• _OBJECTIVE_
Repeat the entire listing exactly.

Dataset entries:
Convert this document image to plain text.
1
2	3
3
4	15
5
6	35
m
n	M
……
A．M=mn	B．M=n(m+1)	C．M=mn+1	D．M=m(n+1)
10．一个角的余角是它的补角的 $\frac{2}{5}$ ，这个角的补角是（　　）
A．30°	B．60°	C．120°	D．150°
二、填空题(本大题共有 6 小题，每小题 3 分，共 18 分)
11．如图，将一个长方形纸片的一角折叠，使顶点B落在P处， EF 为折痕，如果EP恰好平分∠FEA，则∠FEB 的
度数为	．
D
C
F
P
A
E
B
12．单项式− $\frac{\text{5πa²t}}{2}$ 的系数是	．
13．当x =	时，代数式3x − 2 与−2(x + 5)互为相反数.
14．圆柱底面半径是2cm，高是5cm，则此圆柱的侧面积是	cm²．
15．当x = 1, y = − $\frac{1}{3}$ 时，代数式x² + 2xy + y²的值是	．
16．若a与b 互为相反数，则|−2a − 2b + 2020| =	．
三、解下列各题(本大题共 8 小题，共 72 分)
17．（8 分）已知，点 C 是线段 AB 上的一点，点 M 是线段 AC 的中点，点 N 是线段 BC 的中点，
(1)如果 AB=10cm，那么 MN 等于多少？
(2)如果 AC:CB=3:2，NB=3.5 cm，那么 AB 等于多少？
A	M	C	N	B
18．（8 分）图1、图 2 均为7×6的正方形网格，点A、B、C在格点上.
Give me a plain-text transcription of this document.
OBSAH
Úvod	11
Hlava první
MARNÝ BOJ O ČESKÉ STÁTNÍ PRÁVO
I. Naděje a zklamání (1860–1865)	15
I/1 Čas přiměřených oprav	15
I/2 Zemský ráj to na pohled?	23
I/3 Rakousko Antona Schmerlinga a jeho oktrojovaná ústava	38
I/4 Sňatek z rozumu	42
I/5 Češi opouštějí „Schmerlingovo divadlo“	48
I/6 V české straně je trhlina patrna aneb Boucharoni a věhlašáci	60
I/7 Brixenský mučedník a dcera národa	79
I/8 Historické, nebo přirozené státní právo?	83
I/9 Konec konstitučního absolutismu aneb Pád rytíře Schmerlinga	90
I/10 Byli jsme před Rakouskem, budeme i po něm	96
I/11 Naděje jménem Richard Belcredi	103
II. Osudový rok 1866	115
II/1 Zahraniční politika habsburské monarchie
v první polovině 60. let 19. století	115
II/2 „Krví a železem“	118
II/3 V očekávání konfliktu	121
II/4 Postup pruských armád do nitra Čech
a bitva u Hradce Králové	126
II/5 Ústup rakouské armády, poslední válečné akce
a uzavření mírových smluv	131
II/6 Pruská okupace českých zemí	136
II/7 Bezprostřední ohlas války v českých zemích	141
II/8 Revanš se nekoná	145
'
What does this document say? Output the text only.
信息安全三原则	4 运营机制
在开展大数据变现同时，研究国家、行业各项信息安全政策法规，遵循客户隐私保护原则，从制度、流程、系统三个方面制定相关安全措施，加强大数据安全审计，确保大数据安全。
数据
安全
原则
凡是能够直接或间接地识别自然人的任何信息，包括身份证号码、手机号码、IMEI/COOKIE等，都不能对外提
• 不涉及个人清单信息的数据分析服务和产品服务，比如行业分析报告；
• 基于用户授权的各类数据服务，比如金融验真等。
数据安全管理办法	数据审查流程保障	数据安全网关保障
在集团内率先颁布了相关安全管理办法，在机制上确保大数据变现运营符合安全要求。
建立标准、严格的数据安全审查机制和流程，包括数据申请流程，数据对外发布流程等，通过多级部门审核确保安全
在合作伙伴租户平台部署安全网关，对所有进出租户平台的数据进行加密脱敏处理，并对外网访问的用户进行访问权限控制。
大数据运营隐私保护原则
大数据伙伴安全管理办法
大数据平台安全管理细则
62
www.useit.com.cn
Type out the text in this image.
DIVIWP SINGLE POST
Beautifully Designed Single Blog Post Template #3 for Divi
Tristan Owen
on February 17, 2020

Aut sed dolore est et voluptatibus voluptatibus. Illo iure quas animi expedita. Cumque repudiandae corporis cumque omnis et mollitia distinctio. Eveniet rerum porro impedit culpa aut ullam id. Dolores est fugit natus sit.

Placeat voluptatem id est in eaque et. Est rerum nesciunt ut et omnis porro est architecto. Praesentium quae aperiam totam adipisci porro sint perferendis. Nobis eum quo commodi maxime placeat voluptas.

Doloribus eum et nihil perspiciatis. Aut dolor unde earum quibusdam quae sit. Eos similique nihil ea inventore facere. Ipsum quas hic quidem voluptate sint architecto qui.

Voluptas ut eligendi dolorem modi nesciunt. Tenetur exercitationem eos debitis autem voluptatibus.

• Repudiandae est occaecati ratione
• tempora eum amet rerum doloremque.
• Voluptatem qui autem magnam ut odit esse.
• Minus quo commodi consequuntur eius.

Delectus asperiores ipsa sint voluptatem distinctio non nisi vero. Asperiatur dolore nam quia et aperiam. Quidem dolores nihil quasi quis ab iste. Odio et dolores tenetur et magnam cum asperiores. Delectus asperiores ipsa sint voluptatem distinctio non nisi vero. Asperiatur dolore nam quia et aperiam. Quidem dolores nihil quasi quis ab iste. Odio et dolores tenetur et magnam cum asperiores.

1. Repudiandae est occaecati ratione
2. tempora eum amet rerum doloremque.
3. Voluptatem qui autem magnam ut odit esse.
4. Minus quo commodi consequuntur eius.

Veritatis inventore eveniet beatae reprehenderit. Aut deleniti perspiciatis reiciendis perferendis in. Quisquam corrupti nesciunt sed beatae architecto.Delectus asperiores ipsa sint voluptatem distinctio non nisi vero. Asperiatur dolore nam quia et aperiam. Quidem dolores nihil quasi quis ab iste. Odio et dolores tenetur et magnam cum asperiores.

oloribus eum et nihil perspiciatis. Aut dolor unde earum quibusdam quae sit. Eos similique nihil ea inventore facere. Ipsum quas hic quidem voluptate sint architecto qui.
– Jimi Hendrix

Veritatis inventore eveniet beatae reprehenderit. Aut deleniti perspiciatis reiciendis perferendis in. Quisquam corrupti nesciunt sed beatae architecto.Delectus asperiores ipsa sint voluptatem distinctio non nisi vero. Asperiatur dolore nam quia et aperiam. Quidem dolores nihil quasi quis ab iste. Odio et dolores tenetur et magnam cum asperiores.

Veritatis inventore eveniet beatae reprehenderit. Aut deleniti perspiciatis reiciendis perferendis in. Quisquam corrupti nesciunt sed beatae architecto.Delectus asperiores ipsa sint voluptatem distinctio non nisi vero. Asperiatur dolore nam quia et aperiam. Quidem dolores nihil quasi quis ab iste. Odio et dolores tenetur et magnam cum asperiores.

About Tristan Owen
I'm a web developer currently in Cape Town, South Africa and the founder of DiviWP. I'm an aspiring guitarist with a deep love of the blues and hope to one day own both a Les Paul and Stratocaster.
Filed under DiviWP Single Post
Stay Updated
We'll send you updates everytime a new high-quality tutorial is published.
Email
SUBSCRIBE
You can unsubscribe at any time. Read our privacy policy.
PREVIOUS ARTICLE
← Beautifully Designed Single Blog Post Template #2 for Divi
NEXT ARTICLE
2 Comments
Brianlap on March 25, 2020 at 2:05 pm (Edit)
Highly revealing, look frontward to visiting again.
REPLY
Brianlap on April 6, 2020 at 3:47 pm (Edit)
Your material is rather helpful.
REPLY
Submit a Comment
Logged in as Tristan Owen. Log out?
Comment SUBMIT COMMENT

• _TASK RESULT_
Convert this document image to plain text.
1
2	3
3
4	15
5
6	35
m
n	M
……
A．M=mn	B．M=n(m+1)	C．M=mn+1	D．M=m(n+1)
10．一个角的余角是它的补角的 $\frac{2}{5}$ ，这个角的补角是（　　）
A．30°	B．60°	C．120°	D．150°
二、填空题(本大题共有 6 小题，每小题 3 分，共 18 分)
11．如图，将一个长方形纸片的一角折叠，使顶点B落在P处， EF 为折痕，如果EP恰好平分∠FEA，则∠FEB 的
度数为	．
D
C
F
P
A
E
B
12．单项式− $\frac{\text{5πa²t}}{2}$ 的系数是	．
13．当x =	时，代数式3x − 2 与−2(x + 5)互为相反数.
14．圆柱底面半径是2cm，高是5cm，则此圆柱的侧面积是	cm²．
15．当x = 1, y = − $\frac{1}{3}$ 时，代数式x² + 2xy + y²的值是	．
16．若a与b 互为相反数，则|−2a − 2b + 2020| =	．
三、解下列各题(本大题共 8 小题，共 72 分)
17．（8 分）已知，点 C 是线段 AB 上的一点，点 M 是线段 AC 的中点，点 N 是线段 BC 的中点，
(1)如果 AB=10cm，那么 MN 等于多少？
(2)如果 AC:CB=3:2，NB=3.5 cm，那么 AB 等于多少？
A	M	C	N	B
18．（8 分）图1、图 2 均为7×6的正方形网格，点A、B、C在格点上.
Give me a plain-text transcription of this document.
OBSAH
Úvod	11
Hlava první
MARNÝ BOJ O ČESKÉ STÁTNÍ PRÁVO
I. Naděje a zklamání (1860–1865)	15
I/1 Čas přiměřených oprav	15
I/2 Zemský ráj to na pohled?	23
I/3 Rakousko Antona Schmerlinga a jeho oktrojovaná ústava	38
I/4 Sňatek z rozumu	42
I/5 Češi opouštějí „Schmerlingovo divadlo“	48
I/6 V české straně je trhlina patrna aneb Boucharoni a věhlašáci	60
I/7 Brixenský mučedník a dcera národa	79
I/8 Historické, nebo přirozené státní právo?	83
I/9 Konec konstitučního absolutismu aneb Pád rytíře Schmerlinga	90
I/10 Byli jsme před Rakouskem, budeme i po něm	96
I/11 Naděje jménem Richard Belcredi	103
II. Osudový rok 1866	115
II/1 Zahraniční politika habsburské monarchie
v první polovině 60. let 19. století	115
II/2 „Krví a železem“	118
II/3 V očekávání konfliktu	121
II/4 Postup pruských armád do nitra Čech
a bitva u Hradce Králové	126
II/5 Ústup rakouské armády, poslední válečné akce
a uzavření mírových smluv	131
II/6 Pruská okupace českých zemí	136
II/7 Bezprostřední ohlas války v českých zemích	141
II/8 Revanš se nekoná	145
'
What does this document say? Output the text only.
信息安全三原则	4 运营机制
在开展大数据变现同时，研究国家、行业各项信息安全政策法规，遵循客户隐私保护原则，从制度、流程、系统三个方面制定相关安全措施，加强大数据安全审计，确保大数据安全。
数据
安全
原则
凡是能够直接或间接地识别自然人的任何信息，包括身份证号码、手机号码、IMEI/COOKIE等，都不能对外提
• 不涉及个人清单信息的数据分析服务和产品服务，比如行业分析报告；
• 基于用户授权的各类数据服务，比如金融验真等。
数据安全管理办法	数据审查流程保障	数据安全网关保障
在集团内率先颁布了相关安全管理办法，在机制上确保大数据变现运营符合安全要求。
建立标准、严格的数据安全审查机制和流程，包括数据申请流程，数据对外发布流程等，通过多级部门审核确保安全
在合作伙伴租户平台部署安全网关，对所有进出租户平台的数据进行加密脱敏处理，并对外网访问的用户进行访问权限控制。
大数据运营隐私保护原则
大数据伙伴安全管理办法
大数据平台安全管理细则
62
www.useit.com.cn
Type out the text in this image.
DIVIWP SINGLE POST
Beautifully Designed Single Blog Post Template #3 for Divi
Tristan Owen
on February 17, 2020

Aut sed dolore est et voluptatibus voluptatibus. Illo iure quas animi expedita. Cumque repudiandae corporis cumque omnis et mollitia distinctio. Eveniet rerum porro impedit culpa aut ullam id. Dolores est fugit natus sit.

Placeat voluptatem id est in eaque et. Est rerum nesciunt ut et omnis porro est architecto. Praesentium quae aperiam totam adipisci porro sint perferendis. Nobis eum quo commodi maxime placeat voluptas.

Doloribus eum et nihil perspiciatis. Aut dolor unde earum quibusdam quae sit. Eos similique nihil ea inventore facere. Ipsum quas hic quidem voluptate sint architecto qui.

Voluptas ut eligendi dolorem modi nesciunt. Tenetur exercitationem eos debitis autem voluptatibus.

• Repudiandae est occaecati ratione
• tempora eum amet rerum doloremque.
• Voluptatem qui autem magnam ut odit esse.
• Minus quo commodi consequuntur eius.

Delectus asperiores ipsa sint voluptatem distinctio non nisi vero. Asperiatur dolore nam quia et aperiam. Quidem dolores nihil quasi quis ab iste. Odio et dolores tenetur et magnam cum asperiores. Delectus asperiores ipsa sint voluptatem distinctio non nisi vero. Asperiatur dolore nam quia et aperiam. Quidem dolores nihil quasi quis ab iste. Odio et dolores tenetur et magnam cum asperiores.

1. Repudiandae est occaecati ratione
2. tempora eum amet rerum doloremque.
3. Voluptatem qui autem magnam ut odit esse.
4. Minus quo commodi consequuntur eius.

Veritatis inventore eveniet beatae reprehenderit. Aut deleniti perspiciatis reiciendis perferendis in. Quisquam corrupti nesciunt sed beatae architecto.Delectus asperiores ipsa sint voluptatem distinctio non nisi vero. Asperiatur dolore nam quia et aperiam. Quidem dolores nihil quasi quis ab iste. Odio et dolores tenetur et magnam cum asperiores.

oloribus eum et nihil perspiciatis. Aut dolor unde earum quibusdam quae sit. Eos similique nihil ea inventore facere. Ipsum quas hic quidem voluptate sint architecto qui.
– Jimi Hendrix

Veritatis inventore eveniet beatae reprehenderit. Aut deleniti perspiciatis reiciendis perferendis in. Quisquam corrupti nesciunt sed beatae architecto.Delectus asperiores ipsa sint voluptatem distinctio non nisi vero. Asperiatur dolore nam quia et aperiam. Quidem dolores nihil quasi quis ab iste. Odio et dolores tenetur et magnam cum asperiores.

Veritatis inventore eveniet beatae reprehenderit. Aut deleniti perspiciatis reiciendis perferendis in. Quisquam corrupti nesciunt sed beatae architecto.Delectus asperiores ipsa sint voluptatem distinctio non nisi vero. Asperiatur dolore nam quia et aperiam. Quidem dolores nihil quasi quis ab iste. Odio et dolores tenetur et magnam cum asperiores.

About Tristan Owen
I'm a web developer currently in Cape Town, South Africa and the founder of DiviWP. I'm an aspiring guitarist with a deep love of the blues and hope to one day own both a Les Paul and Stratocaster.
Filed under DiviWP Single Post
Stay Updated
We'll send you updates everytime a new high-quality tutorial is published.
Email
SUBSCRIBE
You can unsubscribe at any time. Read our privacy policy.
PREVIOUS ARTICLE
← Beautifully Designed Single Blog Post Template #2 for Divi
NEXT ARTICLE
2 Comments
Brianlap on March 25, 2020 at 2:05 pm (Edit)
Highly revealing, look frontward to visiting again.
REPLY
Brianlap on April 6, 2020 at 3:47 pm (Edit)
Your material is rather helpful.
REPLY
Submit a Comment
Logged in as Tristan Owen. Log out?
Comment SUBMIT COMMENT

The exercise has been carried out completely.